:: Your instructions ::
Search the listing below for "document". Copy each matching line.

☆ ☆ ☆ ☆ ☆

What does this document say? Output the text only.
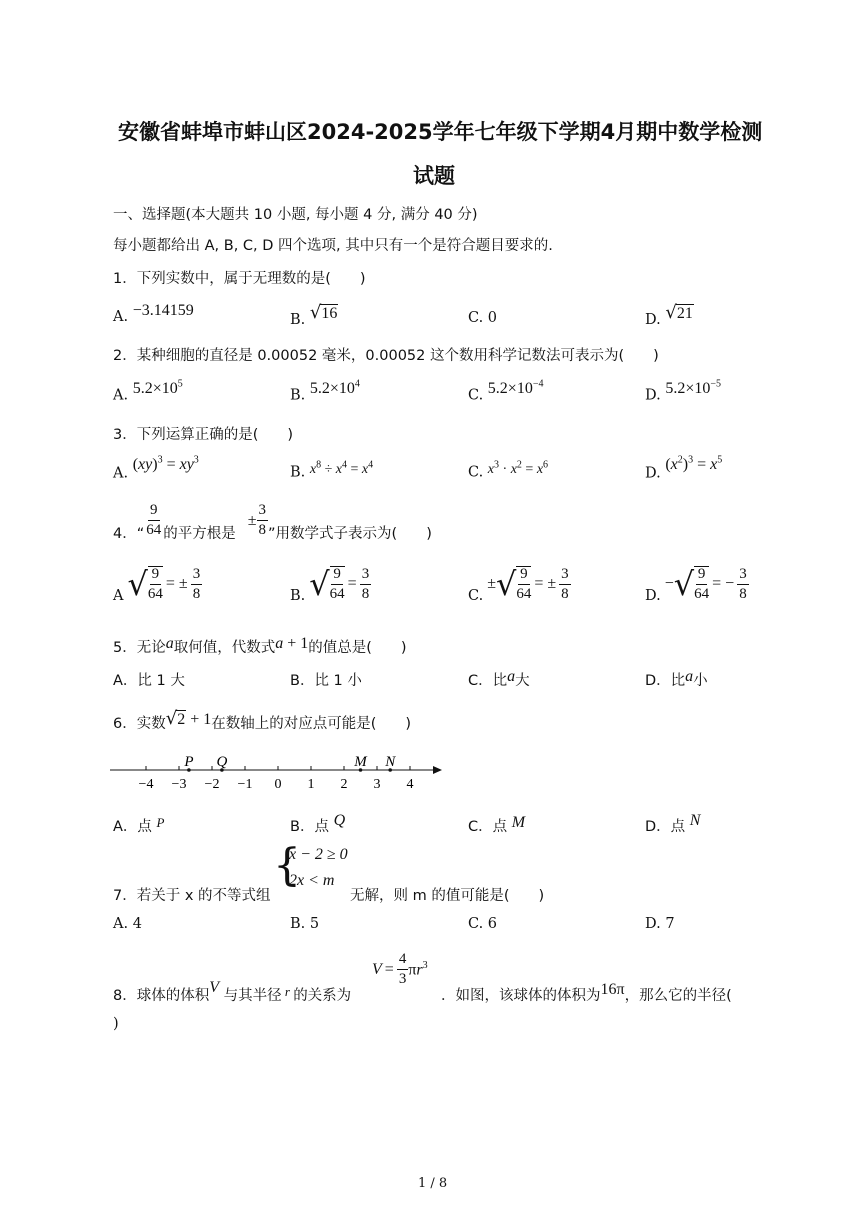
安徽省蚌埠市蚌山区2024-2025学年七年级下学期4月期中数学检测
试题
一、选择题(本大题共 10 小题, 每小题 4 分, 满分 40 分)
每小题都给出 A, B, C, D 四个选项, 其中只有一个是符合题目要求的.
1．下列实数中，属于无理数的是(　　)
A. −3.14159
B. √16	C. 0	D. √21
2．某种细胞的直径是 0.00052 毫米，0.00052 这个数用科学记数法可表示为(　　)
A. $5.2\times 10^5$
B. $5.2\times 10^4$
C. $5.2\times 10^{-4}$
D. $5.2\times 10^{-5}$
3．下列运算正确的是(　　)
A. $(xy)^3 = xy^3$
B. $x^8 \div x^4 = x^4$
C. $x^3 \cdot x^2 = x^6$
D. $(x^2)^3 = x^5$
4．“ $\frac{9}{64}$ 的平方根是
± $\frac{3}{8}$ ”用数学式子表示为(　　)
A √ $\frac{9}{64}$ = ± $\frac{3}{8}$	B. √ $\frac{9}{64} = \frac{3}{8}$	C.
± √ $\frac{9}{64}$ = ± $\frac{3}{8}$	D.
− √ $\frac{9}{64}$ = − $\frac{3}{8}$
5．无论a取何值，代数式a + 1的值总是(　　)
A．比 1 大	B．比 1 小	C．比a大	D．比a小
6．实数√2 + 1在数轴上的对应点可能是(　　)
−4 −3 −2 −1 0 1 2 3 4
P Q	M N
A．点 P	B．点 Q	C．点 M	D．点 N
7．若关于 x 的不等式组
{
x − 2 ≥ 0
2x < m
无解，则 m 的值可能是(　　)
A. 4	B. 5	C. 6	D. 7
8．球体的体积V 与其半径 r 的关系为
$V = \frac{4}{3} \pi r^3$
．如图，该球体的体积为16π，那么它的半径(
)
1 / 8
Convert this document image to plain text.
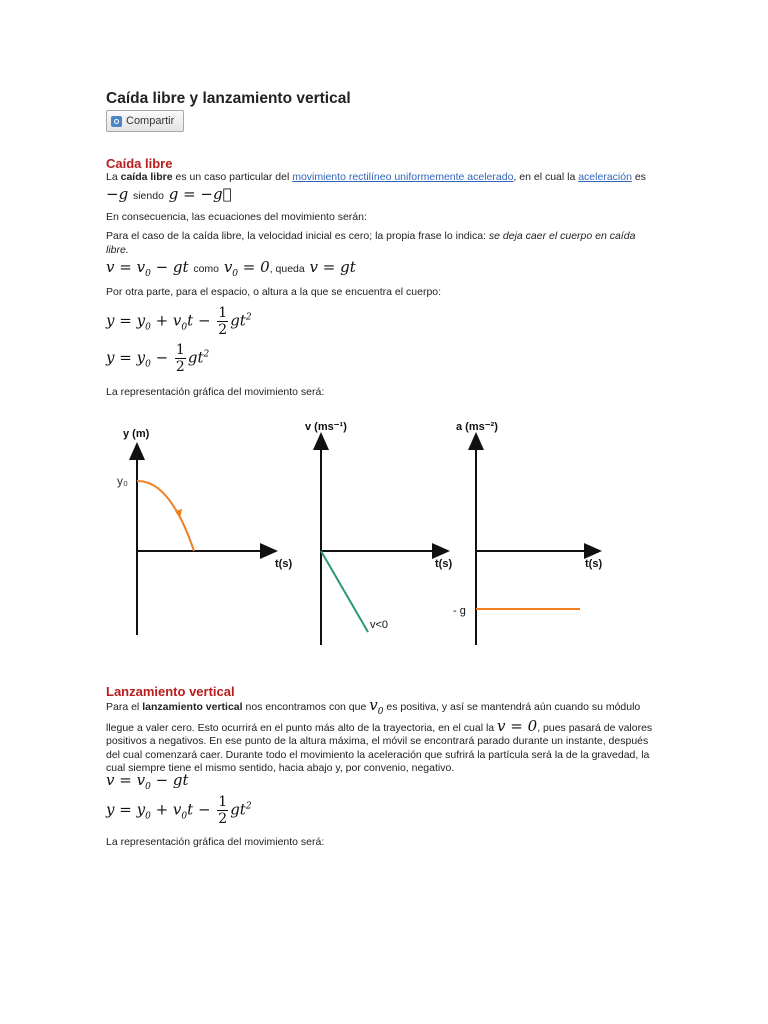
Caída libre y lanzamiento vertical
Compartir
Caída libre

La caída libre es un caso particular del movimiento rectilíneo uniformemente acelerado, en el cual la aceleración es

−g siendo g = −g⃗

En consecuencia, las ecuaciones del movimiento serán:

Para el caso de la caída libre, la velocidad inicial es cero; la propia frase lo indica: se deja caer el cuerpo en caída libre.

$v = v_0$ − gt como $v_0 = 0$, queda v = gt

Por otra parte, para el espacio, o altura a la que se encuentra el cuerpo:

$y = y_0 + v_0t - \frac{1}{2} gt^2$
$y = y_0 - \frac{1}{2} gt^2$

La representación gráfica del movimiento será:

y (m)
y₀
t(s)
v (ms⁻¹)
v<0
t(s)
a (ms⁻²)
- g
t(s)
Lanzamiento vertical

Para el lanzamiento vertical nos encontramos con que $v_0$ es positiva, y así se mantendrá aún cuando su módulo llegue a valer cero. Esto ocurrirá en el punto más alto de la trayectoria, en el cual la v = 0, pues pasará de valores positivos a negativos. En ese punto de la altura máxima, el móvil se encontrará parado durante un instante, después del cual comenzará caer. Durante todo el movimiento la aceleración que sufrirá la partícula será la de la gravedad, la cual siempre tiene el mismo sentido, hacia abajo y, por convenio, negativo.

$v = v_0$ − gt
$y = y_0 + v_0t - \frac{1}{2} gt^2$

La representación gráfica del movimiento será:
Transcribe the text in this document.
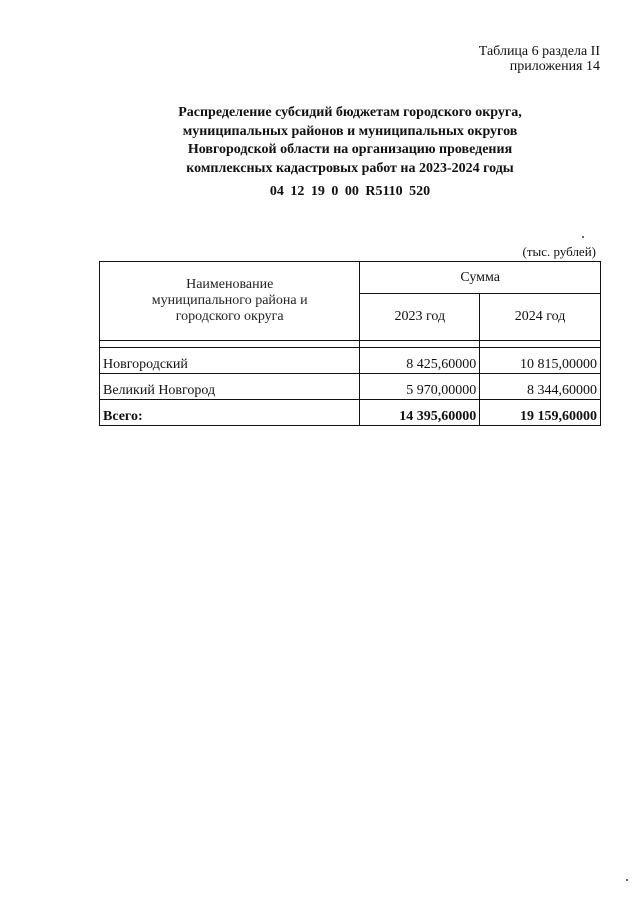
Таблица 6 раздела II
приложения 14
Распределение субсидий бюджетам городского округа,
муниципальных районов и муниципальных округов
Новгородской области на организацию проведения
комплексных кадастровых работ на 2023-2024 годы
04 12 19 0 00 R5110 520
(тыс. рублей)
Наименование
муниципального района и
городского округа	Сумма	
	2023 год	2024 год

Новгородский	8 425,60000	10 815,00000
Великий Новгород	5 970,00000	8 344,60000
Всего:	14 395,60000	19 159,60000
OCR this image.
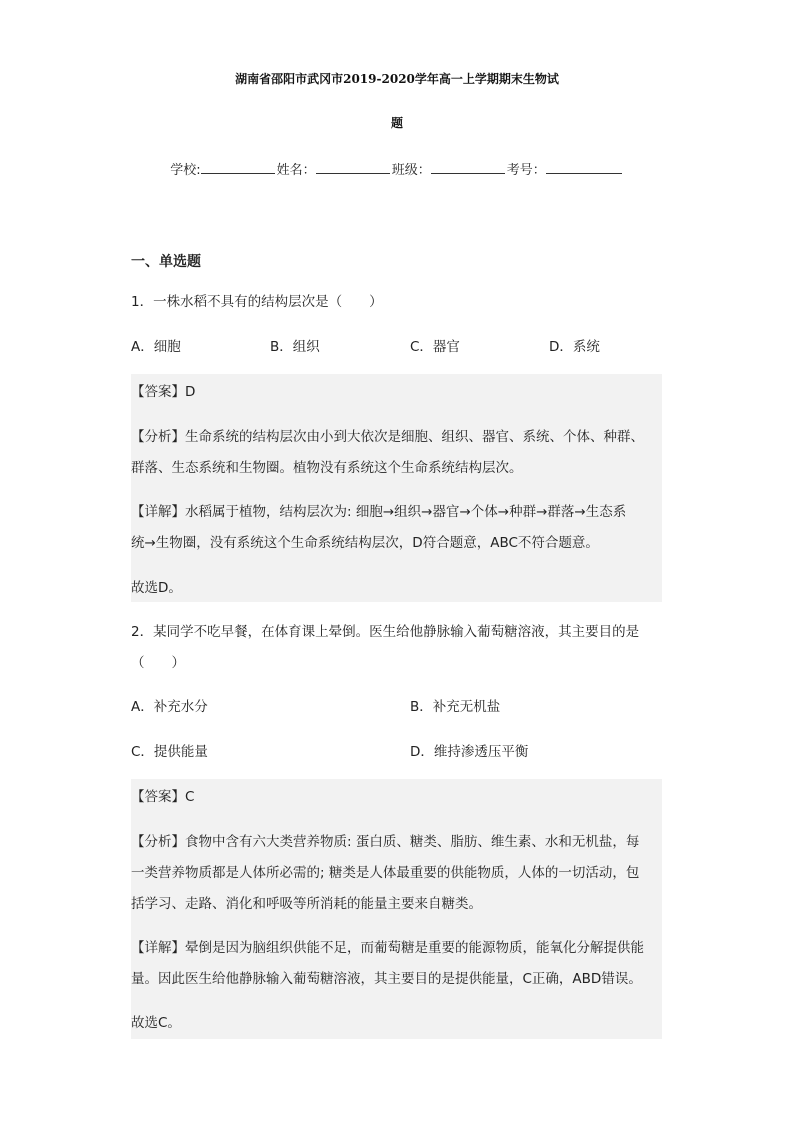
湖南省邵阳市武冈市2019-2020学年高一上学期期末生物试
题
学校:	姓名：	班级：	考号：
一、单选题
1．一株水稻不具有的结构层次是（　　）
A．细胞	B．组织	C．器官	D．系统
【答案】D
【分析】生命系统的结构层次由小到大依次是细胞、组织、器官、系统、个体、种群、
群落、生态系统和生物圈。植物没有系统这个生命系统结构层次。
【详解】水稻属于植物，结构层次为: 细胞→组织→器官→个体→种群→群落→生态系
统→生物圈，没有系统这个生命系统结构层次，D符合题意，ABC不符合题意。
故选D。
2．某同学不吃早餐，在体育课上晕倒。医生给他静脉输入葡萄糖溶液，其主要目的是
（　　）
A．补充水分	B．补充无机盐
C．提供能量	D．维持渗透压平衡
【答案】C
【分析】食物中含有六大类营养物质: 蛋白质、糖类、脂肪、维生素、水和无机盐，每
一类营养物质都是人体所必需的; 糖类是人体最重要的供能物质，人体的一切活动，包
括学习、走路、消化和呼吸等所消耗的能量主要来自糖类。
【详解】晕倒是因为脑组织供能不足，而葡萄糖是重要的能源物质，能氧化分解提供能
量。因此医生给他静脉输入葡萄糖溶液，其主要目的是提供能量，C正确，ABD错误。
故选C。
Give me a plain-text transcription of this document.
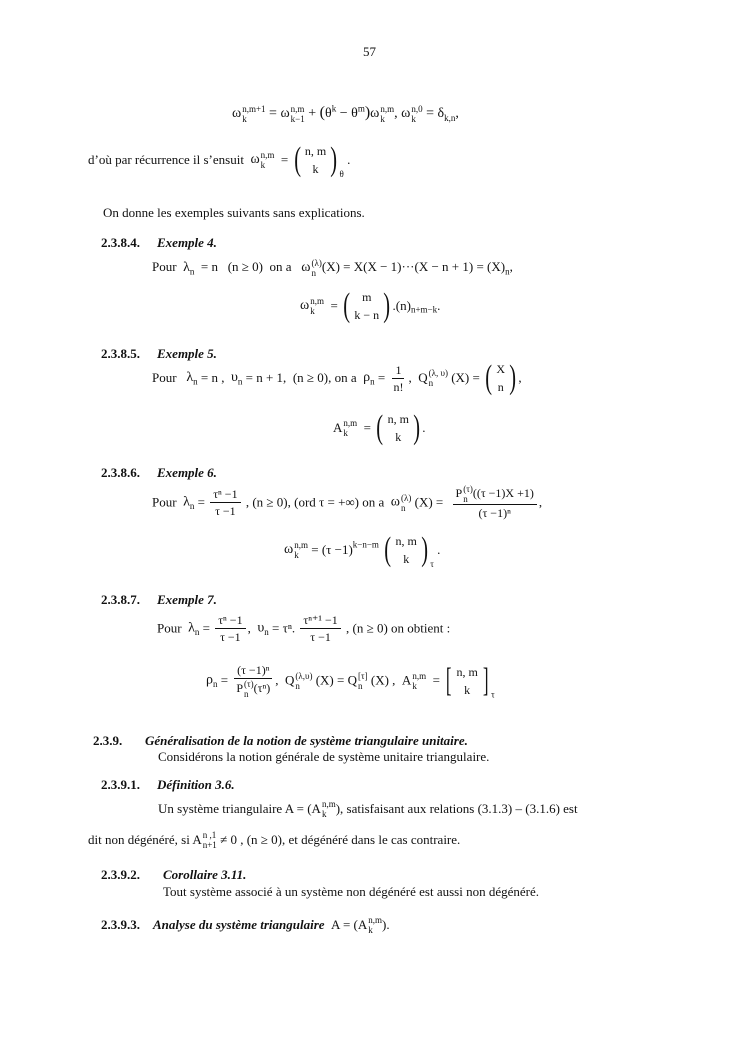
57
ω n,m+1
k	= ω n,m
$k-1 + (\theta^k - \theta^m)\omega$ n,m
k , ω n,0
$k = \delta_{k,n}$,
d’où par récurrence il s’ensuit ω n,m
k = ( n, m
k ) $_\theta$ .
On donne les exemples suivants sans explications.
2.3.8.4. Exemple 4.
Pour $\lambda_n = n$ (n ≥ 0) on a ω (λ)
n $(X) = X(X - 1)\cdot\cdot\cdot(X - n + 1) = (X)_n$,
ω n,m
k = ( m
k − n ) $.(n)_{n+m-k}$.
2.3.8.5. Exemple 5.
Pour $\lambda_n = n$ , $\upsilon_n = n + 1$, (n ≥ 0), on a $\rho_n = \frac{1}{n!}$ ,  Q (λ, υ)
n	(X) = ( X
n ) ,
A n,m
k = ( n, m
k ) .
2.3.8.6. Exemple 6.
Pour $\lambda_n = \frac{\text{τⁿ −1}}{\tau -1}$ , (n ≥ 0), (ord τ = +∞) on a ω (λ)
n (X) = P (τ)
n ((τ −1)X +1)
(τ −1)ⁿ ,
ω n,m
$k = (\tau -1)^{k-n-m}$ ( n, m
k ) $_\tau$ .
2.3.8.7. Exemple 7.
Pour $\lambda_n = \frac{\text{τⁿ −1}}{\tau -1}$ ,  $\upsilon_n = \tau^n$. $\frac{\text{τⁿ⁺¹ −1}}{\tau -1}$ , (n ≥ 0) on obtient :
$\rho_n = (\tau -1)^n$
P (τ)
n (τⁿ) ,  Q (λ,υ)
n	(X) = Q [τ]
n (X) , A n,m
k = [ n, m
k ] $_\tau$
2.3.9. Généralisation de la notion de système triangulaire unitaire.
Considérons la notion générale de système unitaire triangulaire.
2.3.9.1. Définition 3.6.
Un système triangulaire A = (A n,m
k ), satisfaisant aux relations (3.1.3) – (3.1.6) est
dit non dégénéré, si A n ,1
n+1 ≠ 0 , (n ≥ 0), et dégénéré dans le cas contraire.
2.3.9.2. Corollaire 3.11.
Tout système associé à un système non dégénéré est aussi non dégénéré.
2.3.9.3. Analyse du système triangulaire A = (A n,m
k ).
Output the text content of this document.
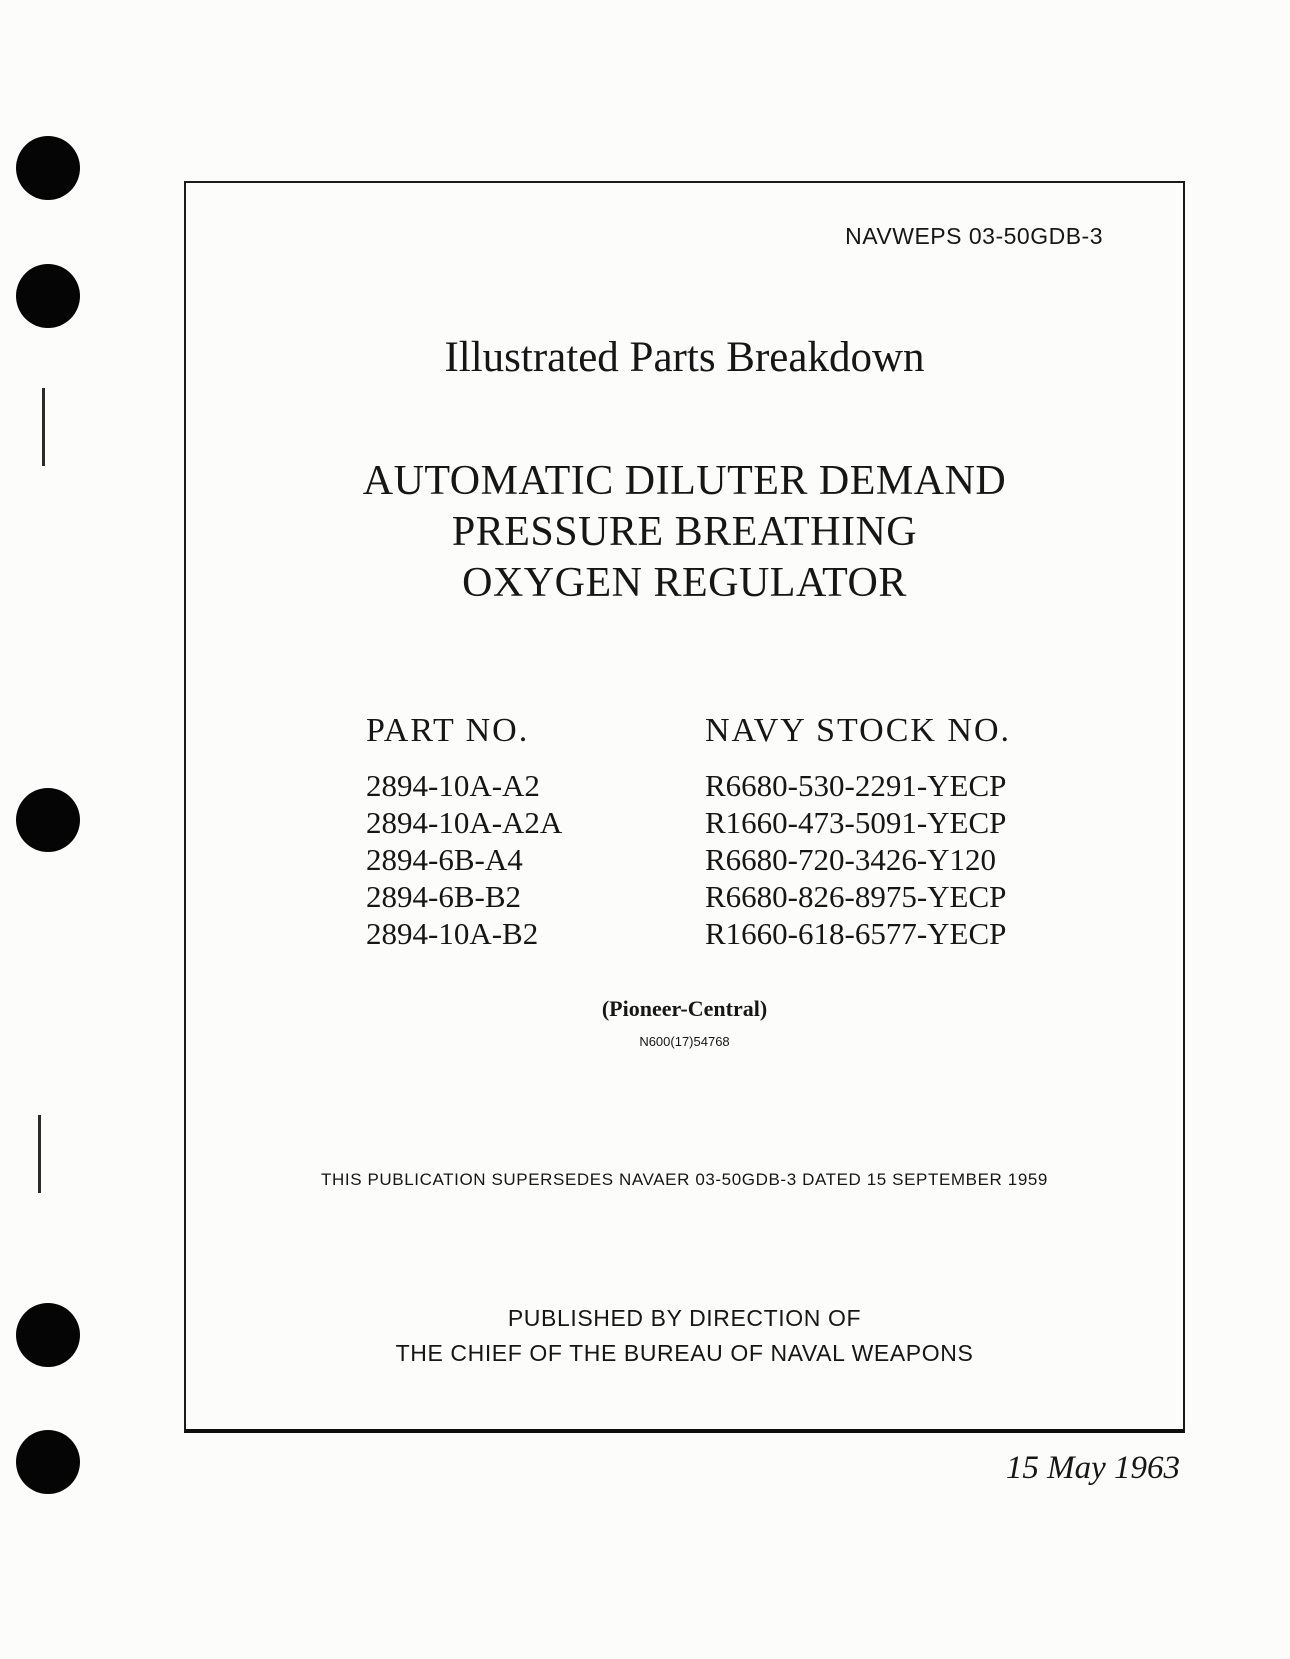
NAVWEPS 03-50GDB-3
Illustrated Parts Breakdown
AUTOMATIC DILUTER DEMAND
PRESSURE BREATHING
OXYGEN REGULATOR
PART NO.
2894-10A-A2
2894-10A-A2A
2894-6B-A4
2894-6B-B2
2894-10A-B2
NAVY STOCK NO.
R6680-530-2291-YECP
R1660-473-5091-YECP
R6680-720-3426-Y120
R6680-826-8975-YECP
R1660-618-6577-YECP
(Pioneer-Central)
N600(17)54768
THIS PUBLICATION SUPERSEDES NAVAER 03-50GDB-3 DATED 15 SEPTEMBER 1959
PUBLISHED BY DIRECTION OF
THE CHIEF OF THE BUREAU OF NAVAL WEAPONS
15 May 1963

☆ ☆ ☆ ☆ ☆

:: The solution ::
What does this document say? Output the text only.
Convert this document image to plain text.
Transcribe the text in this document.
Give me a plain-text transcription of this document.
Output the text content of this document.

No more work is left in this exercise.